*Objective*
Locate every line below that contains the word "Combined" and copy it.

Data entries for graphics
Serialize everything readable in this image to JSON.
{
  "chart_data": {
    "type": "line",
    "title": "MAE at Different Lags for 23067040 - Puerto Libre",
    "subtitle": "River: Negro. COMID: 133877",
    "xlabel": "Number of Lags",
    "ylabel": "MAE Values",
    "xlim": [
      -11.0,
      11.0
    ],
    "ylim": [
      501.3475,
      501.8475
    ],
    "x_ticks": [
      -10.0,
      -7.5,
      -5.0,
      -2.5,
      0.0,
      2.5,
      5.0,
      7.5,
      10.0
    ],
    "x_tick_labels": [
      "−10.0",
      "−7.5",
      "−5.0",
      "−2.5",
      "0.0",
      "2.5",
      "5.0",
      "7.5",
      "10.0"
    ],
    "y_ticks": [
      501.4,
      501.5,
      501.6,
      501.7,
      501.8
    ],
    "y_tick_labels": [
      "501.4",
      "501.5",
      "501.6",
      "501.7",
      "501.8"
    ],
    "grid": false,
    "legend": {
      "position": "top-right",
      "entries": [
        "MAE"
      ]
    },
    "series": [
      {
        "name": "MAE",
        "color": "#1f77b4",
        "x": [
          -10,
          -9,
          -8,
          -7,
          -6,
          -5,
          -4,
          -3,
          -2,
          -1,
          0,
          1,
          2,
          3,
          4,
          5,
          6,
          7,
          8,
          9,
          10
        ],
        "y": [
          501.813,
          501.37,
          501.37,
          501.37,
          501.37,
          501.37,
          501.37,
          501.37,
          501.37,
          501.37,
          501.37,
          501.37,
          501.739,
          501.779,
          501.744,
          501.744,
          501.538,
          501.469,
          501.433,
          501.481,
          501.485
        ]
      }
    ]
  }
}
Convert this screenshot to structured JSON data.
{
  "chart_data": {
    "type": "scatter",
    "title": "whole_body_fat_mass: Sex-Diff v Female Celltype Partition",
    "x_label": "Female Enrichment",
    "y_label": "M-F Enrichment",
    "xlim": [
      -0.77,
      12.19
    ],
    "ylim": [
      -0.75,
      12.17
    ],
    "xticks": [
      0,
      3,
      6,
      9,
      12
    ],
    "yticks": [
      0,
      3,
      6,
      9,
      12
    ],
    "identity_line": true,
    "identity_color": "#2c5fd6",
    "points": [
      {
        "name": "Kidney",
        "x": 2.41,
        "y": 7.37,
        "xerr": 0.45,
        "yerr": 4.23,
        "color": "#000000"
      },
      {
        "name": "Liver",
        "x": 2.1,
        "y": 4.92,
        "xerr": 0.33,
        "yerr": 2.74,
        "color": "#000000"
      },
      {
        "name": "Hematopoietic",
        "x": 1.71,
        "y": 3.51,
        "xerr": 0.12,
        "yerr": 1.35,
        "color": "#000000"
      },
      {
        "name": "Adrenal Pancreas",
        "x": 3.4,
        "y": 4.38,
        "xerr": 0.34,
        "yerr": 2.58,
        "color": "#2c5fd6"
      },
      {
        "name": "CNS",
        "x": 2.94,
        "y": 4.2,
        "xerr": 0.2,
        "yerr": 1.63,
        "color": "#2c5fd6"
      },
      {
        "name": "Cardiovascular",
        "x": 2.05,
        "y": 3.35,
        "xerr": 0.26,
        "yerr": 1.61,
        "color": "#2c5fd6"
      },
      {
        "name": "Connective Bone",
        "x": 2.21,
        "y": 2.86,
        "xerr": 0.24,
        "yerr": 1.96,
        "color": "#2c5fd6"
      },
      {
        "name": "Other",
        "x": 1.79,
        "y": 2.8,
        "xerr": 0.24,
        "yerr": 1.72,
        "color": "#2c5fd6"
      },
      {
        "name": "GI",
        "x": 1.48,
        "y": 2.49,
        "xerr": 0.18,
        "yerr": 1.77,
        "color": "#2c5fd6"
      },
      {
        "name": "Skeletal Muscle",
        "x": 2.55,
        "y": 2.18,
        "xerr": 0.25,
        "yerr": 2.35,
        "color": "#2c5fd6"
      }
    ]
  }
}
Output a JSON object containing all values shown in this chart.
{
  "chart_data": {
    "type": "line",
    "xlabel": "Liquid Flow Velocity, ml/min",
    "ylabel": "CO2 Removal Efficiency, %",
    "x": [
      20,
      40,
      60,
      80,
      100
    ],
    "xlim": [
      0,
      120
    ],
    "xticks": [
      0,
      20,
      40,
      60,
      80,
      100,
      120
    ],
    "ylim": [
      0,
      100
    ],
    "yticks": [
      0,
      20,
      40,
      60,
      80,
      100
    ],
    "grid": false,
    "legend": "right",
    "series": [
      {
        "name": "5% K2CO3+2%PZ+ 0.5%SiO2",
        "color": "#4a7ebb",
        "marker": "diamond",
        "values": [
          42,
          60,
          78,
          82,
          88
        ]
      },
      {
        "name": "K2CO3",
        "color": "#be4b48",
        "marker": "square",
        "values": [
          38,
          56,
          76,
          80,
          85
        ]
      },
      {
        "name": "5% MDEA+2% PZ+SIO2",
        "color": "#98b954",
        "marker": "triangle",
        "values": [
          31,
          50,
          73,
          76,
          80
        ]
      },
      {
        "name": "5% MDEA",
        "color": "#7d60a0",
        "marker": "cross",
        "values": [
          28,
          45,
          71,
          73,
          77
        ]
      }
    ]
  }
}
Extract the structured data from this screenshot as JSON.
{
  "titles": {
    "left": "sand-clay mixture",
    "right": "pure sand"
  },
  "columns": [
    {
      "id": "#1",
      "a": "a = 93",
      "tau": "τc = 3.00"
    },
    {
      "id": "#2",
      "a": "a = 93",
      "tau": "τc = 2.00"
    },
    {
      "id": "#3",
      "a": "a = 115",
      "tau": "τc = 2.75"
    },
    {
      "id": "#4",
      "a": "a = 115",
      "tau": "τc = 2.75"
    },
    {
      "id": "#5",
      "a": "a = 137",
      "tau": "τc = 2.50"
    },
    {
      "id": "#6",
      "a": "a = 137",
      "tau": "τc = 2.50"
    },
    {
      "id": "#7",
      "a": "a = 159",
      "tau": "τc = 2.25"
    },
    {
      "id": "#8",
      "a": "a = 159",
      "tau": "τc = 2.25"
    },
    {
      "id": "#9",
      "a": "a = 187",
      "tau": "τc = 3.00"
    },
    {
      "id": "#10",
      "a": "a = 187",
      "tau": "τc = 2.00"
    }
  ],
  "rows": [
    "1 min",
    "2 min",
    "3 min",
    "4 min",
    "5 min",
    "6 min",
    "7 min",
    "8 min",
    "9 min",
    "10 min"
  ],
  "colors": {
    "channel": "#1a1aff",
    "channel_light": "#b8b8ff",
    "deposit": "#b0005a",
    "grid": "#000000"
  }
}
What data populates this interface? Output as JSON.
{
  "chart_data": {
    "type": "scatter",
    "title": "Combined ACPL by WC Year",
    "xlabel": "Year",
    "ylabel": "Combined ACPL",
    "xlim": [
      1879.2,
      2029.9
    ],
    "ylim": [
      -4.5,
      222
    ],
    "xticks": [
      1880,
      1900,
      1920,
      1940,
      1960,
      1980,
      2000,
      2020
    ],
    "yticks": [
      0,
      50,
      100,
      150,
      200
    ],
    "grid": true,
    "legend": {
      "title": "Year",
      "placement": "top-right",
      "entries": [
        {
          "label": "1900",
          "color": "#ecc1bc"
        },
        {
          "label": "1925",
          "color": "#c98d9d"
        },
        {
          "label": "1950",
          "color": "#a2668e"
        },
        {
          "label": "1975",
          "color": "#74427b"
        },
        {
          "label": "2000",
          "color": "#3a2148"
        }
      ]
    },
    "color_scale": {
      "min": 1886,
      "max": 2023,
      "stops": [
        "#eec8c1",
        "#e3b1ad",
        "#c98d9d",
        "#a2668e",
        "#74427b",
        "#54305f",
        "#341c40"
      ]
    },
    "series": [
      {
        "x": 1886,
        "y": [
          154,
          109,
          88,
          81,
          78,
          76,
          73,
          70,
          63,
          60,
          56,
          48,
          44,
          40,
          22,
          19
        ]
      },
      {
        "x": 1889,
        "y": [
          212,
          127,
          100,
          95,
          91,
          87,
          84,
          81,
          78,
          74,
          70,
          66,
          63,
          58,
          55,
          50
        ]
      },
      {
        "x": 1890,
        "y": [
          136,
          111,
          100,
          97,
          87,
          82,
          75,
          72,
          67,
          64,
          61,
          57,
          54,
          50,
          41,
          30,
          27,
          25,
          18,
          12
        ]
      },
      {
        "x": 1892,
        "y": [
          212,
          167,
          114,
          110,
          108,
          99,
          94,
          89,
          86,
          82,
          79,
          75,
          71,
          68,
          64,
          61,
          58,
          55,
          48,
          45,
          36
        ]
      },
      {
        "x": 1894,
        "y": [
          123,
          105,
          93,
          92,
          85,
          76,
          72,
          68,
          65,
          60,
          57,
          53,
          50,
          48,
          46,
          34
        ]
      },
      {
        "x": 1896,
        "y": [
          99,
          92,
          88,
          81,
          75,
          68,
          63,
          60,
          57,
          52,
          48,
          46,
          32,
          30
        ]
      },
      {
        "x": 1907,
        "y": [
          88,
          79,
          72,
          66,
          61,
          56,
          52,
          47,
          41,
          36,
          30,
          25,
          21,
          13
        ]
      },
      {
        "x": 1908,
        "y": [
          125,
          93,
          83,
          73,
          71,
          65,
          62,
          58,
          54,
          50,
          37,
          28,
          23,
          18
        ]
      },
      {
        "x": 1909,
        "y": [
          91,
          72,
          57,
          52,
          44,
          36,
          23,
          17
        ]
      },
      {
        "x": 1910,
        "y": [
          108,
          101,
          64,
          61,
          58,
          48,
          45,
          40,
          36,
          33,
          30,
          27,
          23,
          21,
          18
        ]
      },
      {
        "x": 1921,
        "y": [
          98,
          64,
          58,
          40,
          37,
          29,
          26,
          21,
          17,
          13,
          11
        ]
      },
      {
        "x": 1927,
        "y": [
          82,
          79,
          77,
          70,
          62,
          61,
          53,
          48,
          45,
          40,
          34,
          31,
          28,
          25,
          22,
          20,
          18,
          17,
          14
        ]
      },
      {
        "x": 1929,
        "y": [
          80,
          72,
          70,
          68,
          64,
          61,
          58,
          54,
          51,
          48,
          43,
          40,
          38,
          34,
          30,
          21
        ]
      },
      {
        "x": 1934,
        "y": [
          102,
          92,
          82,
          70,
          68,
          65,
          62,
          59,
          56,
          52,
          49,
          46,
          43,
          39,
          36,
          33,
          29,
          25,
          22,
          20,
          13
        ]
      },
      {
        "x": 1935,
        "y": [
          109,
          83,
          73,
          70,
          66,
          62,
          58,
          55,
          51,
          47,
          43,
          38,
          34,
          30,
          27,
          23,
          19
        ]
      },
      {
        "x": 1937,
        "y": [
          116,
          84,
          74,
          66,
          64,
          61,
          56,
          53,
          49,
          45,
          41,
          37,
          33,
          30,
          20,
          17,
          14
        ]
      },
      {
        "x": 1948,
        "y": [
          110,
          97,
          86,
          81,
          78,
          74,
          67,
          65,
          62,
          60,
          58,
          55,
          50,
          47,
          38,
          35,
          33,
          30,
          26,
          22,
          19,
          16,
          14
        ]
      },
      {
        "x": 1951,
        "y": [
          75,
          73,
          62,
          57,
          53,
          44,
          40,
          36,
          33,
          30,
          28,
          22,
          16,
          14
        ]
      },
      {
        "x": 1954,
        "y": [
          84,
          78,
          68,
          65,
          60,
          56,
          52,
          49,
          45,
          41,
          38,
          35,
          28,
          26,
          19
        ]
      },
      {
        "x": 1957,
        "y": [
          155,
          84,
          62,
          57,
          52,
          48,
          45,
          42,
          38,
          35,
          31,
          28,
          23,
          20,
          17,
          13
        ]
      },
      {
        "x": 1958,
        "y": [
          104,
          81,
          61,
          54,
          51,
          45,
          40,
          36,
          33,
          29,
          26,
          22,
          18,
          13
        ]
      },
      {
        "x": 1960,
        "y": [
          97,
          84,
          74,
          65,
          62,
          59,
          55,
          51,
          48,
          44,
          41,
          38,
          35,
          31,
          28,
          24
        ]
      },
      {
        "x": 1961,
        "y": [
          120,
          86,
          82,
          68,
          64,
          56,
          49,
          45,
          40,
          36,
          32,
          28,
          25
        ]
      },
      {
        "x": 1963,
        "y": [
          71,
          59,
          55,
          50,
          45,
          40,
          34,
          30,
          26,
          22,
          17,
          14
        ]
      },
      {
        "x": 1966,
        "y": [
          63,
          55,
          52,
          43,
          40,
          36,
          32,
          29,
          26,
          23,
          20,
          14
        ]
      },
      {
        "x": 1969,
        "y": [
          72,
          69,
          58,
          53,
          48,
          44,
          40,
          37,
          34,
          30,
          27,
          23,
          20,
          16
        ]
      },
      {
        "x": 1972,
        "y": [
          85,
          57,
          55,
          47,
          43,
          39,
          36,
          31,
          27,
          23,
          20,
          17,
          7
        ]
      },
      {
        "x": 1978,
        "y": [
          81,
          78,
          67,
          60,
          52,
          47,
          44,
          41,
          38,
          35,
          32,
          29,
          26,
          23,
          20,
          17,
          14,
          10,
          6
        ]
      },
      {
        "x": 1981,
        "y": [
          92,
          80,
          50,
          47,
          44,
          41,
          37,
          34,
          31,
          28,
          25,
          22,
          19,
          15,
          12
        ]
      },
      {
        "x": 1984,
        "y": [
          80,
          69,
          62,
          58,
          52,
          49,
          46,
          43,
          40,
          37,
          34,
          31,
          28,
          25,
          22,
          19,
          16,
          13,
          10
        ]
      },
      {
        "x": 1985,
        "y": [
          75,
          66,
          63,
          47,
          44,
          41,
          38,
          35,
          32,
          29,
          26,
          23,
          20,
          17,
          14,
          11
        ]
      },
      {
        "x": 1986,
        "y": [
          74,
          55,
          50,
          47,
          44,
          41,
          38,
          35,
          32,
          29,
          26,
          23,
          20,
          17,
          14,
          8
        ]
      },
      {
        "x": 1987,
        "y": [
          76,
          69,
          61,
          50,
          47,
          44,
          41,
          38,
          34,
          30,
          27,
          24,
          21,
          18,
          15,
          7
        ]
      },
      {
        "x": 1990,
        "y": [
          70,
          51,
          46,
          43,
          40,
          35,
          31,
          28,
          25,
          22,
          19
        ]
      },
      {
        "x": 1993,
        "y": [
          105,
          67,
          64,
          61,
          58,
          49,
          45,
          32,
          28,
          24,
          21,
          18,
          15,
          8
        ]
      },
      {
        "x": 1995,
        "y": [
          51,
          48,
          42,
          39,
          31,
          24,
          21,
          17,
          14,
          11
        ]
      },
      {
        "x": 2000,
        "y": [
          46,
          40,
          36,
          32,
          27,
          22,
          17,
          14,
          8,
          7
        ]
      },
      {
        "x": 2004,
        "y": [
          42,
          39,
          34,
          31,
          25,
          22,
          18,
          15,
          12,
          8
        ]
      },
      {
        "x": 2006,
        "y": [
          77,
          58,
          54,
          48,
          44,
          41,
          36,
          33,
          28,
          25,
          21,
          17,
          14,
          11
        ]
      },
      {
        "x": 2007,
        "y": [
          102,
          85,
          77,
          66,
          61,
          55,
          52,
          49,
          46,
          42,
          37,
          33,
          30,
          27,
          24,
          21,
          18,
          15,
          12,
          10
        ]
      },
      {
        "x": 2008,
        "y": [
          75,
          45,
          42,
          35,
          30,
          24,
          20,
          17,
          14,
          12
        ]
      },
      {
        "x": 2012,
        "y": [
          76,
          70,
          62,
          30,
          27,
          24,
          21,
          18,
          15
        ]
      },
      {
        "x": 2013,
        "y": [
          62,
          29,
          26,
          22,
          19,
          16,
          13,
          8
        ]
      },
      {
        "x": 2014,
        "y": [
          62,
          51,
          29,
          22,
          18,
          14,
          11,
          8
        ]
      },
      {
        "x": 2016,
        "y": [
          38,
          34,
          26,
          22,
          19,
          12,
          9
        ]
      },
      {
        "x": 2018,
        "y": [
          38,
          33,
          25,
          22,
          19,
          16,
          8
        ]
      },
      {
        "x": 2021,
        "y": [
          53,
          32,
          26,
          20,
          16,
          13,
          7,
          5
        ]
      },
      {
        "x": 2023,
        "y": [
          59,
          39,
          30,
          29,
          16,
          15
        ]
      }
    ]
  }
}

*Response to the task*
    "title": "Combined ACPL by WC Year",
    "ylabel": "Combined ACPL",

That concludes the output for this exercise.